--- Start Task data ---

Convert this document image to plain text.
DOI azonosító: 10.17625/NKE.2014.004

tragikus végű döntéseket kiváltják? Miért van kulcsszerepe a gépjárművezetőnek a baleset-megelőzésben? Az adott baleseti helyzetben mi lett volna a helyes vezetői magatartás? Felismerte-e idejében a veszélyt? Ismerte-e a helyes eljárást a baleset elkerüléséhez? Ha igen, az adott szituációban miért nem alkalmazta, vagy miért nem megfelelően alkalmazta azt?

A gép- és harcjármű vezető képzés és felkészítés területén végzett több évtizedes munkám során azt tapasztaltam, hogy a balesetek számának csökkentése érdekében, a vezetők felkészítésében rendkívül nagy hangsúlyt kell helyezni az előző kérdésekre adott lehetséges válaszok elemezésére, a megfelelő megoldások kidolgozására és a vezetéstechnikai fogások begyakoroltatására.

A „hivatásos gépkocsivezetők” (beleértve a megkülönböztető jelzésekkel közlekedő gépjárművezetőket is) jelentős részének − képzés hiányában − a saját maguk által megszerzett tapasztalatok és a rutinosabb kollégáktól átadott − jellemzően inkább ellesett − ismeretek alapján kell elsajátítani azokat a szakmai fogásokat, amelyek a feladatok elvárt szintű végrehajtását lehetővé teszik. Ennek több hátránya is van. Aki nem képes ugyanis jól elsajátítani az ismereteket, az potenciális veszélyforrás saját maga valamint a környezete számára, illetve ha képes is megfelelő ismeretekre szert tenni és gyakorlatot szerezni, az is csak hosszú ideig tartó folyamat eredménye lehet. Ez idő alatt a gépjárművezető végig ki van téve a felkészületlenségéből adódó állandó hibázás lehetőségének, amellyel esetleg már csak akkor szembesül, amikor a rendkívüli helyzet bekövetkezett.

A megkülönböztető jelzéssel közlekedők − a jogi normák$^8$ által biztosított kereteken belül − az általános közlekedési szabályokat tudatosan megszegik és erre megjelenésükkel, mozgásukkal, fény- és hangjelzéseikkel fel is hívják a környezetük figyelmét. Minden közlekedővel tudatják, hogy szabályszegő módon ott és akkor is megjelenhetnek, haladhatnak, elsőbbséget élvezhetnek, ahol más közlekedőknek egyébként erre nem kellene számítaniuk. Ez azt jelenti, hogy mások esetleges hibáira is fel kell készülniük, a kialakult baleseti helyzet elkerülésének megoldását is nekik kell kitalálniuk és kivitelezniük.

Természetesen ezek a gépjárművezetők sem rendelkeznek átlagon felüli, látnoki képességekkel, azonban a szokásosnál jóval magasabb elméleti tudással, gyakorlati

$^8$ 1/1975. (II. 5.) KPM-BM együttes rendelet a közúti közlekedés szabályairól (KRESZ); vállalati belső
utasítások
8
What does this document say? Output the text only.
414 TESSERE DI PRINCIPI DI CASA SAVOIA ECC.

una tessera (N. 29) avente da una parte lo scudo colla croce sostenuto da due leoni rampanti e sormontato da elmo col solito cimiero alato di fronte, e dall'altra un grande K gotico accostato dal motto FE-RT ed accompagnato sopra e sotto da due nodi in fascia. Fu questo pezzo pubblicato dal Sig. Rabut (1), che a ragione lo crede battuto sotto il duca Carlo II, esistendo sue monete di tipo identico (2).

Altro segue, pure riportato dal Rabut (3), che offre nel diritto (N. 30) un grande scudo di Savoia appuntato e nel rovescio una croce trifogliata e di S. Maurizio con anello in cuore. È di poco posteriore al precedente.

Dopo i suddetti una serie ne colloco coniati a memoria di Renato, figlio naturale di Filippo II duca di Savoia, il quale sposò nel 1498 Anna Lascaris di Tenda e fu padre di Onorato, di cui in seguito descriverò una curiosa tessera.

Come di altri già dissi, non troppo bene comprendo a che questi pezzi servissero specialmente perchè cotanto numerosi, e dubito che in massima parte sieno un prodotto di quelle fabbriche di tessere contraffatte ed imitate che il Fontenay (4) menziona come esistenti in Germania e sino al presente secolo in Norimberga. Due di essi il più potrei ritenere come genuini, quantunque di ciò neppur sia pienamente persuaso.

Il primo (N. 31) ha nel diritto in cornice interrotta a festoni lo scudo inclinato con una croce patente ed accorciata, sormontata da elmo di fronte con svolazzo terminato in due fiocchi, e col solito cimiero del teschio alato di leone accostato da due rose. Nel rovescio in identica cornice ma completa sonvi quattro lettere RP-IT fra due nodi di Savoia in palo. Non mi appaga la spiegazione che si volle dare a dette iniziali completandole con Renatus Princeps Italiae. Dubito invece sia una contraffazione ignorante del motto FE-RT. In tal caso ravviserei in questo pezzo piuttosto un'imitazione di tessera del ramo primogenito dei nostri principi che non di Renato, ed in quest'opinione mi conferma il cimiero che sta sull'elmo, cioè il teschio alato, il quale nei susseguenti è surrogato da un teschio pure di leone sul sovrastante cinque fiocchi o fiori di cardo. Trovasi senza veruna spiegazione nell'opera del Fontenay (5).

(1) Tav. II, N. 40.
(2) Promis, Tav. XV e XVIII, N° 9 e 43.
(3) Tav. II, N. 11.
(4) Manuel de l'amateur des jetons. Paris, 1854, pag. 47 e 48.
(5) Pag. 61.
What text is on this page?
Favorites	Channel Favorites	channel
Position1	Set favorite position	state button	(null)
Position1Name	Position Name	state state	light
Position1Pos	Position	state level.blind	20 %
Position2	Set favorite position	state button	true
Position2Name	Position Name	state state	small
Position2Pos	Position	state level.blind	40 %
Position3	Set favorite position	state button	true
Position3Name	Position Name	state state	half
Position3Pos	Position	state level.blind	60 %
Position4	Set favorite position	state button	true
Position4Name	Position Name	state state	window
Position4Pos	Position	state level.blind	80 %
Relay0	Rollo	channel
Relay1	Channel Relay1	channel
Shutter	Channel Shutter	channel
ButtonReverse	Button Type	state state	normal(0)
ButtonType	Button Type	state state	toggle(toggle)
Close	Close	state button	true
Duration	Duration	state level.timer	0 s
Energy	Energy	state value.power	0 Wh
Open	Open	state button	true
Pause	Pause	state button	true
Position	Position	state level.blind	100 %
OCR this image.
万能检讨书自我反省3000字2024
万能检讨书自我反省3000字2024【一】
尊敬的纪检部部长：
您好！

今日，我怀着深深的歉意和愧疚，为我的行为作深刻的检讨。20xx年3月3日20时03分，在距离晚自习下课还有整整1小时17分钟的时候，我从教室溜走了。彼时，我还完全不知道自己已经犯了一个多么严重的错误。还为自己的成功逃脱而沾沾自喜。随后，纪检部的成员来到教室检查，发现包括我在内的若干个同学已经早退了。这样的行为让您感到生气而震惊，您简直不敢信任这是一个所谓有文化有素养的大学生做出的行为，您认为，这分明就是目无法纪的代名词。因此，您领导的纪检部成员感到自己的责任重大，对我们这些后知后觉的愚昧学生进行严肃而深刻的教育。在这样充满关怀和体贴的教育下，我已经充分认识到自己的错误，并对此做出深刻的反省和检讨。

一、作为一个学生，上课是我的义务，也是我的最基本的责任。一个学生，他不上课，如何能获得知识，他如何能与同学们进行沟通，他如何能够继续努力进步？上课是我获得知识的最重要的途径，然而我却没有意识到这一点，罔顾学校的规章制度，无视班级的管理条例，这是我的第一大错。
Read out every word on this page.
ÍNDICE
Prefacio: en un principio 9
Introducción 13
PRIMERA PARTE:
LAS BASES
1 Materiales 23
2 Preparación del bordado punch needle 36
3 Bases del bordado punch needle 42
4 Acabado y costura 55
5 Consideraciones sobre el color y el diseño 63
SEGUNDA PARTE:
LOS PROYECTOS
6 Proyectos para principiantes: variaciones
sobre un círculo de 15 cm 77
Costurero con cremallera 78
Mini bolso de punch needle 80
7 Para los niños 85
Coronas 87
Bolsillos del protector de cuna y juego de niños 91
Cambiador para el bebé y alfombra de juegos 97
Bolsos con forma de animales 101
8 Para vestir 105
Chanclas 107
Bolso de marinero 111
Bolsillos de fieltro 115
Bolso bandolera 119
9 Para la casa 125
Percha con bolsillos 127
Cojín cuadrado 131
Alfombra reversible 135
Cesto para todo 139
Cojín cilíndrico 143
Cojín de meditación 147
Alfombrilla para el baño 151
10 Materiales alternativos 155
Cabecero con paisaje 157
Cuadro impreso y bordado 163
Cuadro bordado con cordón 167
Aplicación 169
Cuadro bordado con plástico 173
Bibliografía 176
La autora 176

--- End Task data ---

# Directive
Your task is to reproduce, exactly and exclusively, the lines from the one holding "Read out every word on this page." through the final line of the listing.

# Correct result
Read out every word on this page.
ÍNDICE
Prefacio: en un principio 9
Introducción 13
PRIMERA PARTE:
LAS BASES
1 Materiales 23
2 Preparación del bordado punch needle 36
3 Bases del bordado punch needle 42
4 Acabado y costura 55
5 Consideraciones sobre el color y el diseño 63
SEGUNDA PARTE:
LOS PROYECTOS
6 Proyectos para principiantes: variaciones
sobre un círculo de 15 cm 77
Costurero con cremallera 78
Mini bolso de punch needle 80
7 Para los niños 85
Coronas 87
Bolsillos del protector de cuna y juego de niños 91
Cambiador para el bebé y alfombra de juegos 97
Bolsos con forma de animales 101
8 Para vestir 105
Chanclas 107
Bolso de marinero 111
Bolsillos de fieltro 115
Bolso bandolera 119
9 Para la casa 125
Percha con bolsillos 127
Cojín cuadrado 131
Alfombra reversible 135
Cesto para todo 139
Cojín cilíndrico 143
Cojín de meditación 147
Alfombrilla para el baño 151
10 Materiales alternativos 155
Cabecero con paisaje 157
Cuadro impreso y bordado 163
Cuadro bordado con cordón 167
Aplicación 169
Cuadro bordado con plástico 173
Bibliografía 176
La autora 176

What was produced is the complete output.